▶ What this task involves
Reproduce all entries precisely, down to the last character.

━━ Information given ━━

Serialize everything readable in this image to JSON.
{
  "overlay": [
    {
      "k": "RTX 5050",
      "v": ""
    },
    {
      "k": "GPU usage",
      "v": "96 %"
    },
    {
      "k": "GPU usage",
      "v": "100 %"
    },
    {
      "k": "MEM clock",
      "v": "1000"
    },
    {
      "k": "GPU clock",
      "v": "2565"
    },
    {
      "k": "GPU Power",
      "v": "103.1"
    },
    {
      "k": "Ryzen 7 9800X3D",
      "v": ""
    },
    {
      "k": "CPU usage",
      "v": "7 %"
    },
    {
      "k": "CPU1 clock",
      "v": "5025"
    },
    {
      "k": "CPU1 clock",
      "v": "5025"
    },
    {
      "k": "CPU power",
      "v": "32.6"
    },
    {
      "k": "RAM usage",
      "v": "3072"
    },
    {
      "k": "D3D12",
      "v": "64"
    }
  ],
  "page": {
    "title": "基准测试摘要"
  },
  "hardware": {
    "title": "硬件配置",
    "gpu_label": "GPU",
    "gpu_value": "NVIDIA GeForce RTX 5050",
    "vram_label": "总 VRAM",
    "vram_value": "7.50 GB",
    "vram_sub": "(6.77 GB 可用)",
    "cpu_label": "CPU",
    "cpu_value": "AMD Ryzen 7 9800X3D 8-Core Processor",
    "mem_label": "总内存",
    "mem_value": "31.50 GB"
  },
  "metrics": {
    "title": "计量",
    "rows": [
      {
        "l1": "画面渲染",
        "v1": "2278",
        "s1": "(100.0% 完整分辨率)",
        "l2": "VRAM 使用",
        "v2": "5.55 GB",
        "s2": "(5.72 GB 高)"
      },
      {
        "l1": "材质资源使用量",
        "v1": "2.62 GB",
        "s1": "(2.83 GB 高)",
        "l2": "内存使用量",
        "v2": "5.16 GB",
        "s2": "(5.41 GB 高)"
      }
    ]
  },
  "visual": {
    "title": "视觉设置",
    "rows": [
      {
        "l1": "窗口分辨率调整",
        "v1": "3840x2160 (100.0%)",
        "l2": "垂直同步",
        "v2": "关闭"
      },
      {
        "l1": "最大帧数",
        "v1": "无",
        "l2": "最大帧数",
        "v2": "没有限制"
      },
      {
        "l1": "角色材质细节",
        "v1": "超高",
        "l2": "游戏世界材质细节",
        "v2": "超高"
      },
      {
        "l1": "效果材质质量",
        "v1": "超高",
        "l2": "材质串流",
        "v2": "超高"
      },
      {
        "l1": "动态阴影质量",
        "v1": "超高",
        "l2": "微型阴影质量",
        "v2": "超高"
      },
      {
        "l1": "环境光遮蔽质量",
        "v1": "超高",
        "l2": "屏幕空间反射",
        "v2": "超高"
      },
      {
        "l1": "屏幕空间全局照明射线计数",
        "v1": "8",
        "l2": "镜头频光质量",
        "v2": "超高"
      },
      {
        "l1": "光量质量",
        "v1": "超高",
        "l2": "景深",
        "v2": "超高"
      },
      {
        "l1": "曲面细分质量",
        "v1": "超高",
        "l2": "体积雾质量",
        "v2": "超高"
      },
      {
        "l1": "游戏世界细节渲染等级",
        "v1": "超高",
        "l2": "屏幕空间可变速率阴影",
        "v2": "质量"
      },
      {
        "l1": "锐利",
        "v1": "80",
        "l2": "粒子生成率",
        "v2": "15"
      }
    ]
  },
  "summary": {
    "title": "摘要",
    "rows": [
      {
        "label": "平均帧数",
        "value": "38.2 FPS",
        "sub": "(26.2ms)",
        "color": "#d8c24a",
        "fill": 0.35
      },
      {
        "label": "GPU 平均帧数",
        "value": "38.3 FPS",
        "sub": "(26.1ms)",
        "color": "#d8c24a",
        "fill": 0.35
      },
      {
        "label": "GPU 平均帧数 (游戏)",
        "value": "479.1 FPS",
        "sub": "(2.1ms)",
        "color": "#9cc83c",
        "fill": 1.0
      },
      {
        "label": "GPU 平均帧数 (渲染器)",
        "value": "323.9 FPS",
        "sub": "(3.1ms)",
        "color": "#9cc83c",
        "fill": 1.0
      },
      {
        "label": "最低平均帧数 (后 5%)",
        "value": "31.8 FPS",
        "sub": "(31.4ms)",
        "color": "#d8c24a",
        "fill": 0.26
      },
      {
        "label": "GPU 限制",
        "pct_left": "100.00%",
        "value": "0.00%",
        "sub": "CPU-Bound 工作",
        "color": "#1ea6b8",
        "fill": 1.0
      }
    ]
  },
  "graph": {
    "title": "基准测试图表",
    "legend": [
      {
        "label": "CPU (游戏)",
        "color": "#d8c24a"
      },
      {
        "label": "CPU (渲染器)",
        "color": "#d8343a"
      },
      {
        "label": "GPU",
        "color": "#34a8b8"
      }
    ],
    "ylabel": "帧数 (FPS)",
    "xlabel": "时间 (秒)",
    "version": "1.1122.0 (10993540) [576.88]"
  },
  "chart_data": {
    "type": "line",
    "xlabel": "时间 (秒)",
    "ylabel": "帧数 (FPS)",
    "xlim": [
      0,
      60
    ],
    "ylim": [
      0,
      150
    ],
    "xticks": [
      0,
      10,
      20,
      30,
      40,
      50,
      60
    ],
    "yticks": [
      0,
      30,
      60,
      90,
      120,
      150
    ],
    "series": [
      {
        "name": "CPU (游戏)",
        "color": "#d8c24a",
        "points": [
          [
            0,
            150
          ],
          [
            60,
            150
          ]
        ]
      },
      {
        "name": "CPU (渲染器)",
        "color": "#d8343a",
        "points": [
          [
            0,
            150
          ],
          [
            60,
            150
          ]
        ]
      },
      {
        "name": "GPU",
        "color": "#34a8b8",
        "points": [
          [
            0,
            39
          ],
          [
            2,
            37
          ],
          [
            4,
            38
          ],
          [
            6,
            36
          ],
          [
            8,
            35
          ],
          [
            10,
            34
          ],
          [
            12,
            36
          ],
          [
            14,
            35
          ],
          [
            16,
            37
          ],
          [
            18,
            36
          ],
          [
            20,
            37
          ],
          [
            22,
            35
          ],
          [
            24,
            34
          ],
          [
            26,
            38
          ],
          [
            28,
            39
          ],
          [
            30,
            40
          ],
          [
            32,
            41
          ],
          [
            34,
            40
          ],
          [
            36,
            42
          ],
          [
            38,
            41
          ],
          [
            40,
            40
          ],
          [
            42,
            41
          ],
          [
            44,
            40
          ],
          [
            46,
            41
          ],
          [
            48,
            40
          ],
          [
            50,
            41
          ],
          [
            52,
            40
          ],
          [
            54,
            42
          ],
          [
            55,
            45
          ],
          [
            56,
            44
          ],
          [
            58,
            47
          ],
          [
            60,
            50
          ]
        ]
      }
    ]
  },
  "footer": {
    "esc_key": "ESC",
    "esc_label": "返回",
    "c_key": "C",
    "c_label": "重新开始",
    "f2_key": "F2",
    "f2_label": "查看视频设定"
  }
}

━━━

▶ Output for this task
Serialize everything readable in this image to JSON.
{
  "overlay": [
    {
      "k": "RTX 5050",
      "v": ""
    },
    {
      "k": "GPU usage",
      "v": "96 %"
    },
    {
      "k": "GPU usage",
      "v": "100 %"
    },
    {
      "k": "MEM clock",
      "v": "1000"
    },
    {
      "k": "GPU clock",
      "v": "2565"
    },
    {
      "k": "GPU Power",
      "v": "103.1"
    },
    {
      "k": "Ryzen 7 9800X3D",
      "v": ""
    },
    {
      "k": "CPU usage",
      "v": "7 %"
    },
    {
      "k": "CPU1 clock",
      "v": "5025"
    },
    {
      "k": "CPU1 clock",
      "v": "5025"
    },
    {
      "k": "CPU power",
      "v": "32.6"
    },
    {
      "k": "RAM usage",
      "v": "3072"
    },
    {
      "k": "D3D12",
      "v": "64"
    }
  ],
  "page": {
    "title": "基准测试摘要"
  },
  "hardware": {
    "title": "硬件配置",
    "gpu_label": "GPU",
    "gpu_value": "NVIDIA GeForce RTX 5050",
    "vram_label": "总 VRAM",
    "vram_value": "7.50 GB",
    "vram_sub": "(6.77 GB 可用)",
    "cpu_label": "CPU",
    "cpu_value": "AMD Ryzen 7 9800X3D 8-Core Processor",
    "mem_label": "总内存",
    "mem_value": "31.50 GB"
  },
  "metrics": {
    "title": "计量",
    "rows": [
      {
        "l1": "画面渲染",
        "v1": "2278",
        "s1": "(100.0% 完整分辨率)",
        "l2": "VRAM 使用",
        "v2": "5.55 GB",
        "s2": "(5.72 GB 高)"
      },
      {
        "l1": "材质资源使用量",
        "v1": "2.62 GB",
        "s1": "(2.83 GB 高)",
        "l2": "内存使用量",
        "v2": "5.16 GB",
        "s2": "(5.41 GB 高)"
      }
    ]
  },
  "visual": {
    "title": "视觉设置",
    "rows": [
      {
        "l1": "窗口分辨率调整",
        "v1": "3840x2160 (100.0%)",
        "l2": "垂直同步",
        "v2": "关闭"
      },
      {
        "l1": "最大帧数",
        "v1": "无",
        "l2": "最大帧数",
        "v2": "没有限制"
      },
      {
        "l1": "角色材质细节",
        "v1": "超高",
        "l2": "游戏世界材质细节",
        "v2": "超高"
      },
      {
        "l1": "效果材质质量",
        "v1": "超高",
        "l2": "材质串流",
        "v2": "超高"
      },
      {
        "l1": "动态阴影质量",
        "v1": "超高",
        "l2": "微型阴影质量",
        "v2": "超高"
      },
      {
        "l1": "环境光遮蔽质量",
        "v1": "超高",
        "l2": "屏幕空间反射",
        "v2": "超高"
      },
      {
        "l1": "屏幕空间全局照明射线计数",
        "v1": "8",
        "l2": "镜头频光质量",
        "v2": "超高"
      },
      {
        "l1": "光量质量",
        "v1": "超高",
        "l2": "景深",
        "v2": "超高"
      },
      {
        "l1": "曲面细分质量",
        "v1": "超高",
        "l2": "体积雾质量",
        "v2": "超高"
      },
      {
        "l1": "游戏世界细节渲染等级",
        "v1": "超高",
        "l2": "屏幕空间可变速率阴影",
        "v2": "质量"
      },
      {
        "l1": "锐利",
        "v1": "80",
        "l2": "粒子生成率",
        "v2": "15"
      }
    ]
  },
  "summary": {
    "title": "摘要",
    "rows": [
      {
        "label": "平均帧数",
        "value": "38.2 FPS",
        "sub": "(26.2ms)",
        "color": "#d8c24a",
        "fill": 0.35
      },
      {
        "label": "GPU 平均帧数",
        "value": "38.3 FPS",
        "sub": "(26.1ms)",
        "color": "#d8c24a",
        "fill": 0.35
      },
      {
        "label": "GPU 平均帧数 (游戏)",
        "value": "479.1 FPS",
        "sub": "(2.1ms)",
        "color": "#9cc83c",
        "fill": 1.0
      },
      {
        "label": "GPU 平均帧数 (渲染器)",
        "value": "323.9 FPS",
        "sub": "(3.1ms)",
        "color": "#9cc83c",
        "fill": 1.0
      },
      {
        "label": "最低平均帧数 (后 5%)",
        "value": "31.8 FPS",
        "sub": "(31.4ms)",
        "color": "#d8c24a",
        "fill": 0.26
      },
      {
        "label": "GPU 限制",
        "pct_left": "100.00%",
        "value": "0.00%",
        "sub": "CPU-Bound 工作",
        "color": "#1ea6b8",
        "fill": 1.0
      }
    ]
  },
  "graph": {
    "title": "基准测试图表",
    "legend": [
      {
        "label": "CPU (游戏)",
        "color": "#d8c24a"
      },
      {
        "label": "CPU (渲染器)",
        "color": "#d8343a"
      },
      {
        "label": "GPU",
        "color": "#34a8b8"
      }
    ],
    "ylabel": "帧数 (FPS)",
    "xlabel": "时间 (秒)",
    "version": "1.1122.0 (10993540) [576.88]"
  },
  "chart_data": {
    "type": "line",
    "xlabel": "时间 (秒)",
    "ylabel": "帧数 (FPS)",
    "xlim": [
      0,
      60
    ],
    "ylim": [
      0,
      150
    ],
    "xticks": [
      0,
      10,
      20,
      30,
      40,
      50,
      60
    ],
    "yticks": [
      0,
      30,
      60,
      90,
      120,
      150
    ],
    "series": [
      {
        "name": "CPU (游戏)",
        "color": "#d8c24a",
        "points": [
          [
            0,
            150
          ],
          [
            60,
            150
          ]
        ]
      },
      {
        "name": "CPU (渲染器)",
        "color": "#d8343a",
        "points": [
          [
            0,
            150
          ],
          [
            60,
            150
          ]
        ]
      },
      {
        "name": "GPU",
        "color": "#34a8b8",
        "points": [
          [
            0,
            39
          ],
          [
            2,
            37
          ],
          [
            4,
            38
          ],
          [
            6,
            36
          ],
          [
            8,
            35
          ],
          [
            10,
            34
          ],
          [
            12,
            36
          ],
          [
            14,
            35
          ],
          [
            16,
            37
          ],
          [
            18,
            36
          ],
          [
            20,
            37
          ],
          [
            22,
            35
          ],
          [
            24,
            34
          ],
          [
            26,
            38
          ],
          [
            28,
            39
          ],
          [
            30,
            40
          ],
          [
            32,
            41
          ],
          [
            34,
            40
          ],
          [
            36,
            42
          ],
          [
            38,
            41
          ],
          [
            40,
            40
          ],
          [
            42,
            41
          ],
          [
            44,
            40
          ],
          [
            46,
            41
          ],
          [
            48,
            40
          ],
          [
            50,
            41
          ],
          [
            52,
            40
          ],
          [
            54,
            42
          ],
          [
            55,
            45
          ],
          [
            56,
            44
          ],
          [
            58,
            47
          ],
          [
            60,
            50
          ]
        ]
      }
    ]
  },
  "footer": {
    "esc_key": "ESC",
    "esc_label": "返回",
    "c_key": "C",
    "c_label": "重新开始",
    "f2_key": "F2",
    "f2_label": "查看视频设定"
  }
}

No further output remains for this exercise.